(Description of the task) Reproduce all of the material word for word.
^^^^
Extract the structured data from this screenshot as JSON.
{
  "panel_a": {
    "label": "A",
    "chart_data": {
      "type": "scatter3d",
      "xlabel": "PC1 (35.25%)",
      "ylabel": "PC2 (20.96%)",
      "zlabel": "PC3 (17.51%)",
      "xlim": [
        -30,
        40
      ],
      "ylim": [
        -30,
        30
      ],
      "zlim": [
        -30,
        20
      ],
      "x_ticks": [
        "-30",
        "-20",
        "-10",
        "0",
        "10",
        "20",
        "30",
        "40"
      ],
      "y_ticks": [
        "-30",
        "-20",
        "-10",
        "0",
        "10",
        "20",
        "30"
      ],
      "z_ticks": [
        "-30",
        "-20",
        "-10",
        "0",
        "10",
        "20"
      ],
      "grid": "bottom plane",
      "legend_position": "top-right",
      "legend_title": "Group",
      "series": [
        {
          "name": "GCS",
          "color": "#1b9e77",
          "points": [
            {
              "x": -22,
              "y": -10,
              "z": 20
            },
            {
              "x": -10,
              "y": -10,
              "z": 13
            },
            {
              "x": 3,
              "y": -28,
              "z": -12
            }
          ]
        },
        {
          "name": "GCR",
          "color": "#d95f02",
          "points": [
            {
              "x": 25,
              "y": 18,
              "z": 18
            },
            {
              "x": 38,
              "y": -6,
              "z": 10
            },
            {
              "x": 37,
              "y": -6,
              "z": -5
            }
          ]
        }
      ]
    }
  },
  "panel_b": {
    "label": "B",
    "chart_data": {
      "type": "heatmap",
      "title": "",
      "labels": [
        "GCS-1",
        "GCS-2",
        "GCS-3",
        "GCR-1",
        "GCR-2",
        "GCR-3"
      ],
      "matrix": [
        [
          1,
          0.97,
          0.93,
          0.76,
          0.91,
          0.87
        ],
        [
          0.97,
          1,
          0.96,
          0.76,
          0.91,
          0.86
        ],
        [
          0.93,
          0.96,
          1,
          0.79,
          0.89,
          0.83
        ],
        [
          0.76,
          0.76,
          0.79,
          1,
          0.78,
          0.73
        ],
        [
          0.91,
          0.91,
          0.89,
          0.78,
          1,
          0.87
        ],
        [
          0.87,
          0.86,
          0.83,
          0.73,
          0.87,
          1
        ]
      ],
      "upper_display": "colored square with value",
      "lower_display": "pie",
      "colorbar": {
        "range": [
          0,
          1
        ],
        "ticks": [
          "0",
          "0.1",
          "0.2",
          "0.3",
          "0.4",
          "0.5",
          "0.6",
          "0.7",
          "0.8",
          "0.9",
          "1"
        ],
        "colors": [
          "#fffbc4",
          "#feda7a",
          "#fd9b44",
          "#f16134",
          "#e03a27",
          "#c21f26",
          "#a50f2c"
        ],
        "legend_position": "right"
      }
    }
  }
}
^^^^
(The output)
Extract the structured data from this screenshot as JSON.
{
  "panel_a": {
    "label": "A",
    "chart_data": {
      "type": "scatter3d",
      "xlabel": "PC1 (35.25%)",
      "ylabel": "PC2 (20.96%)",
      "zlabel": "PC3 (17.51%)",
      "xlim": [
        -30,
        40
      ],
      "ylim": [
        -30,
        30
      ],
      "zlim": [
        -30,
        20
      ],
      "x_ticks": [
        "-30",
        "-20",
        "-10",
        "0",
        "10",
        "20",
        "30",
        "40"
      ],
      "y_ticks": [
        "-30",
        "-20",
        "-10",
        "0",
        "10",
        "20",
        "30"
      ],
      "z_ticks": [
        "-30",
        "-20",
        "-10",
        "0",
        "10",
        "20"
      ],
      "grid": "bottom plane",
      "legend_position": "top-right",
      "legend_title": "Group",
      "series": [
        {
          "name": "GCS",
          "color": "#1b9e77",
          "points": [
            {
              "x": -22,
              "y": -10,
              "z": 20
            },
            {
              "x": -10,
              "y": -10,
              "z": 13
            },
            {
              "x": 3,
              "y": -28,
              "z": -12
            }
          ]
        },
        {
          "name": "GCR",
          "color": "#d95f02",
          "points": [
            {
              "x": 25,
              "y": 18,
              "z": 18
            },
            {
              "x": 38,
              "y": -6,
              "z": 10
            },
            {
              "x": 37,
              "y": -6,
              "z": -5
            }
          ]
        }
      ]
    }
  },
  "panel_b": {
    "label": "B",
    "chart_data": {
      "type": "heatmap",
      "title": "",
      "labels": [
        "GCS-1",
        "GCS-2",
        "GCS-3",
        "GCR-1",
        "GCR-2",
        "GCR-3"
      ],
      "matrix": [
        [
          1,
          0.97,
          0.93,
          0.76,
          0.91,
          0.87
        ],
        [
          0.97,
          1,
          0.96,
          0.76,
          0.91,
          0.86
        ],
        [
          0.93,
          0.96,
          1,
          0.79,
          0.89,
          0.83
        ],
        [
          0.76,
          0.76,
          0.79,
          1,
          0.78,
          0.73
        ],
        [
          0.91,
          0.91,
          0.89,
          0.78,
          1,
          0.87
        ],
        [
          0.87,
          0.86,
          0.83,
          0.73,
          0.87,
          1
        ]
      ],
      "upper_display": "colored square with value",
      "lower_display": "pie",
      "colorbar": {
        "range": [
          0,
          1
        ],
        "ticks": [
          "0",
          "0.1",
          "0.2",
          "0.3",
          "0.4",
          "0.5",
          "0.6",
          "0.7",
          "0.8",
          "0.9",
          "1"
        ],
        "colors": [
          "#fffbc4",
          "#feda7a",
          "#fd9b44",
          "#f16134",
          "#e03a27",
          "#c21f26",
          "#a50f2c"
        ],
        "legend_position": "right"
      }
    }
  }
}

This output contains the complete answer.